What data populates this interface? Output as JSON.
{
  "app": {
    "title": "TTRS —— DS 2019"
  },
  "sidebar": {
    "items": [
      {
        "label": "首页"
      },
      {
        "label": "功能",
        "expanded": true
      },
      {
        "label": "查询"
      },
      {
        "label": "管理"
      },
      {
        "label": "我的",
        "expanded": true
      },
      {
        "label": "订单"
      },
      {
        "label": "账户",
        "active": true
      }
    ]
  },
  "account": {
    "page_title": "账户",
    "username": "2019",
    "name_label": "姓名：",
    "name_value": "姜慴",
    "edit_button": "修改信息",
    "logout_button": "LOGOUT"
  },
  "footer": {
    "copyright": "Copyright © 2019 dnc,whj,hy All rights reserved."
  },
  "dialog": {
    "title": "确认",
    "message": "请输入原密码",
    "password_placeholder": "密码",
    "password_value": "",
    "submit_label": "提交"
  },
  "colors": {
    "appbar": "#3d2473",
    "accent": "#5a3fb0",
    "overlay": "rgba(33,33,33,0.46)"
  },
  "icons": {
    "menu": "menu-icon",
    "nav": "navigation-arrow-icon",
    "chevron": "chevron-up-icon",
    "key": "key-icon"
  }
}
■ ■ ■
▶ **Task to complete**:
The records above should be returned exactly.

▶ **Completed task**:
What data populates this interface? Output as JSON.
{
  "app": {
    "title": "TTRS —— DS 2019"
  },
  "sidebar": {
    "items": [
      {
        "label": "首页"
      },
      {
        "label": "功能",
        "expanded": true
      },
      {
        "label": "查询"
      },
      {
        "label": "管理"
      },
      {
        "label": "我的",
        "expanded": true
      },
      {
        "label": "订单"
      },
      {
        "label": "账户",
        "active": true
      }
    ]
  },
  "account": {
    "page_title": "账户",
    "username": "2019",
    "name_label": "姓名：",
    "name_value": "姜慴",
    "edit_button": "修改信息",
    "logout_button": "LOGOUT"
  },
  "footer": {
    "copyright": "Copyright © 2019 dnc,whj,hy All rights reserved."
  },
  "dialog": {
    "title": "确认",
    "message": "请输入原密码",
    "password_placeholder": "密码",
    "password_value": "",
    "submit_label": "提交"
  },
  "colors": {
    "appbar": "#3d2473",
    "accent": "#5a3fb0",
    "overlay": "rgba(33,33,33,0.46)"
  },
  "icons": {
    "menu": "menu-icon",
    "nav": "navigation-arrow-icon",
    "chevron": "chevron-up-icon",
    "key": "key-icon"
  }
}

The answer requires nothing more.